- _Prompt_
Print all the records exactly, please.

#####

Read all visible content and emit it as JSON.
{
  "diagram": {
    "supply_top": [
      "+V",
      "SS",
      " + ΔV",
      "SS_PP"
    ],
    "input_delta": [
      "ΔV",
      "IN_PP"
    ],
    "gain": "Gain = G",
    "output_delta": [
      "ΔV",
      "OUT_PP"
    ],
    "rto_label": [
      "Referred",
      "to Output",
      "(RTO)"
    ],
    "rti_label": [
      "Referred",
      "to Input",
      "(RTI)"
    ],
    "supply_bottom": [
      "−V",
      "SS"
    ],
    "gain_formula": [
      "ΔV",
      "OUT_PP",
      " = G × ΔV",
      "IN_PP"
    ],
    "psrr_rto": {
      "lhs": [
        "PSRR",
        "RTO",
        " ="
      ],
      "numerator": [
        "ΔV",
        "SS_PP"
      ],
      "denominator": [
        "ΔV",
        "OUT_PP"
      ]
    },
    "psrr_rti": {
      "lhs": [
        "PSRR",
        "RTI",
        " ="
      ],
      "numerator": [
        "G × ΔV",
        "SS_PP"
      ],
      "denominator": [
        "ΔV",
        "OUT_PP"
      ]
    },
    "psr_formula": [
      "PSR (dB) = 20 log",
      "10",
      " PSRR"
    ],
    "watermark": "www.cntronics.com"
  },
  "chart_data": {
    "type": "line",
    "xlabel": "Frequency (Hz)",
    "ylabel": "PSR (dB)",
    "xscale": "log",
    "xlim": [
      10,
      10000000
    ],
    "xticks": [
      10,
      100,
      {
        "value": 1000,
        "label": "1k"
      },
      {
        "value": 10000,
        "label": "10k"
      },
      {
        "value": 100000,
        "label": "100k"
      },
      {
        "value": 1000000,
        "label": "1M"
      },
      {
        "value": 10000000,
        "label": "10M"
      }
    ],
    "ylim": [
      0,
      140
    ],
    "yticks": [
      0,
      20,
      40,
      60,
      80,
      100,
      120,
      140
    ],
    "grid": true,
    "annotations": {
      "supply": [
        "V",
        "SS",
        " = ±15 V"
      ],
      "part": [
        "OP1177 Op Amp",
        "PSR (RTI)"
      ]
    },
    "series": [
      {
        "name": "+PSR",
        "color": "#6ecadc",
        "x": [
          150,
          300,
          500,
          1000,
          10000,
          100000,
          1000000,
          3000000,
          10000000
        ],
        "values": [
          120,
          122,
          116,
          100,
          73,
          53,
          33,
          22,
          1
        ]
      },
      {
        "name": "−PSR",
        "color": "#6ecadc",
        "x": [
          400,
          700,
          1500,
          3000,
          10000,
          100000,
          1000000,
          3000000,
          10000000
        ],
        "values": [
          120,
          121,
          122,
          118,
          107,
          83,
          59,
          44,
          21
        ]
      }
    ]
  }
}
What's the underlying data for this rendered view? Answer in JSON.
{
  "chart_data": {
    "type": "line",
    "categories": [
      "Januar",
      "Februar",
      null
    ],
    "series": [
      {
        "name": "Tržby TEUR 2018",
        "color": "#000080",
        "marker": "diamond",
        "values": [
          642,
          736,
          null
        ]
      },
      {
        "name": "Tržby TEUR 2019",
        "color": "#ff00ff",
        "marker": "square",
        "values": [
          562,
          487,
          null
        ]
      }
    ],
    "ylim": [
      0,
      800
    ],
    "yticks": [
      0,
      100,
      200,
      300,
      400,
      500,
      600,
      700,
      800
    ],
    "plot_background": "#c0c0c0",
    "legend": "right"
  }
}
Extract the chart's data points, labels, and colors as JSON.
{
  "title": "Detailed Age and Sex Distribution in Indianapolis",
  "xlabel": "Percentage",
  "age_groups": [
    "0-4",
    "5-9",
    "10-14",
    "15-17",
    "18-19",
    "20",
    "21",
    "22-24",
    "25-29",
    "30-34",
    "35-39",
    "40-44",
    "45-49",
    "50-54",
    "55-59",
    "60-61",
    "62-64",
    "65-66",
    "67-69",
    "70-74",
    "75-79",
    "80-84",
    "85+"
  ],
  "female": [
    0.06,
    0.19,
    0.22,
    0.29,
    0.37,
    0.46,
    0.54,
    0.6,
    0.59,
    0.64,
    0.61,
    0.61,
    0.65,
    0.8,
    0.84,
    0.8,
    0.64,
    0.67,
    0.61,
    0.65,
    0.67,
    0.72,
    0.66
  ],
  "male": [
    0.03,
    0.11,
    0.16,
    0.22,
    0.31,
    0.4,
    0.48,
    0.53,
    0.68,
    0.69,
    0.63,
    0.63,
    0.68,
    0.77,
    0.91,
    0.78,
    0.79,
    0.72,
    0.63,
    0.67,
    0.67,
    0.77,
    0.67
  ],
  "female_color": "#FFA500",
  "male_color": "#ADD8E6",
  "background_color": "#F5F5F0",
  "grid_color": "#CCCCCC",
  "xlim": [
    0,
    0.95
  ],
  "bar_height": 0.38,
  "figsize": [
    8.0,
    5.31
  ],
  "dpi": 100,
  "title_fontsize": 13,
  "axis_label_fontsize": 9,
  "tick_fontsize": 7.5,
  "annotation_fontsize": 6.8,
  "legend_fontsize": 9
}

#####

- _Reply_
Read all visible content and emit it as JSON.
{
  "diagram": {
    "supply_top": [
      "+V",
      "SS",
      " + ΔV",
      "SS_PP"
    ],
    "input_delta": [
      "ΔV",
      "IN_PP"
    ],
    "gain": "Gain = G",
    "output_delta": [
      "ΔV",
      "OUT_PP"
    ],
    "rto_label": [
      "Referred",
      "to Output",
      "(RTO)"
    ],
    "rti_label": [
      "Referred",
      "to Input",
      "(RTI)"
    ],
    "supply_bottom": [
      "−V",
      "SS"
    ],
    "gain_formula": [
      "ΔV",
      "OUT_PP",
      " = G × ΔV",
      "IN_PP"
    ],
    "psrr_rto": {
      "lhs": [
        "PSRR",
        "RTO",
        " ="
      ],
      "numerator": [
        "ΔV",
        "SS_PP"
      ],
      "denominator": [
        "ΔV",
        "OUT_PP"
      ]
    },
    "psrr_rti": {
      "lhs": [
        "PSRR",
        "RTI",
        " ="
      ],
      "numerator": [
        "G × ΔV",
        "SS_PP"
      ],
      "denominator": [
        "ΔV",
        "OUT_PP"
      ]
    },
    "psr_formula": [
      "PSR (dB) = 20 log",
      "10",
      " PSRR"
    ],
    "watermark": "www.cntronics.com"
  },
  "chart_data": {
    "type": "line",
    "xlabel": "Frequency (Hz)",
    "ylabel": "PSR (dB)",
    "xscale": "log",
    "xlim": [
      10,
      10000000
    ],
    "xticks": [
      10,
      100,
      {
        "value": 1000,
        "label": "1k"
      },
      {
        "value": 10000,
        "label": "10k"
      },
      {
        "value": 100000,
        "label": "100k"
      },
      {
        "value": 1000000,
        "label": "1M"
      },
      {
        "value": 10000000,
        "label": "10M"
      }
    ],
    "ylim": [
      0,
      140
    ],
    "yticks": [
      0,
      20,
      40,
      60,
      80,
      100,
      120,
      140
    ],
    "grid": true,
    "annotations": {
      "supply": [
        "V",
        "SS",
        " = ±15 V"
      ],
      "part": [
        "OP1177 Op Amp",
        "PSR (RTI)"
      ]
    },
    "series": [
      {
        "name": "+PSR",
        "color": "#6ecadc",
        "x": [
          150,
          300,
          500,
          1000,
          10000,
          100000,
          1000000,
          3000000,
          10000000
        ],
        "values": [
          120,
          122,
          116,
          100,
          73,
          53,
          33,
          22,
          1
        ]
      },
      {
        "name": "−PSR",
        "color": "#6ecadc",
        "x": [
          400,
          700,
          1500,
          3000,
          10000,
          100000,
          1000000,
          3000000,
          10000000
        ],
        "values": [
          120,
          121,
          122,
          118,
          107,
          83,
          59,
          44,
          21
        ]
      }
    ]
  }
}
What's the underlying data for this rendered view? Answer in JSON.
{
  "chart_data": {
    "type": "line",
    "categories": [
      "Januar",
      "Februar",
      null
    ],
    "series": [
      {
        "name": "Tržby TEUR 2018",
        "color": "#000080",
        "marker": "diamond",
        "values": [
          642,
          736,
          null
        ]
      },
      {
        "name": "Tržby TEUR 2019",
        "color": "#ff00ff",
        "marker": "square",
        "values": [
          562,
          487,
          null
        ]
      }
    ],
    "ylim": [
      0,
      800
    ],
    "yticks": [
      0,
      100,
      200,
      300,
      400,
      500,
      600,
      700,
      800
    ],
    "plot_background": "#c0c0c0",
    "legend": "right"
  }
}
Extract the chart's data points, labels, and colors as JSON.
{
  "title": "Detailed Age and Sex Distribution in Indianapolis",
  "xlabel": "Percentage",
  "age_groups": [
    "0-4",
    "5-9",
    "10-14",
    "15-17",
    "18-19",
    "20",
    "21",
    "22-24",
    "25-29",
    "30-34",
    "35-39",
    "40-44",
    "45-49",
    "50-54",
    "55-59",
    "60-61",
    "62-64",
    "65-66",
    "67-69",
    "70-74",
    "75-79",
    "80-84",
    "85+"
  ],
  "female": [
    0.06,
    0.19,
    0.22,
    0.29,
    0.37,
    0.46,
    0.54,
    0.6,
    0.59,
    0.64,
    0.61,
    0.61,
    0.65,
    0.8,
    0.84,
    0.8,
    0.64,
    0.67,
    0.61,
    0.65,
    0.67,
    0.72,
    0.66
  ],
  "male": [
    0.03,
    0.11,
    0.16,
    0.22,
    0.31,
    0.4,
    0.48,
    0.53,
    0.68,
    0.69,
    0.63,
    0.63,
    0.68,
    0.77,
    0.91,
    0.78,
    0.79,
    0.72,
    0.63,
    0.67,
    0.67,
    0.77,
    0.67
  ],
  "female_color": "#FFA500",
  "male_color": "#ADD8E6",
  "background_color": "#F5F5F0",
  "grid_color": "#CCCCCC",
  "xlim": [
    0,
    0.95
  ],
  "bar_height": 0.38,
  "figsize": [
    8.0,
    5.31
  ],
  "dpi": 100,
  "title_fontsize": 13,
  "axis_label_fontsize": 9,
  "tick_fontsize": 7.5,
  "annotation_fontsize": 6.8,
  "legend_fontsize": 9
}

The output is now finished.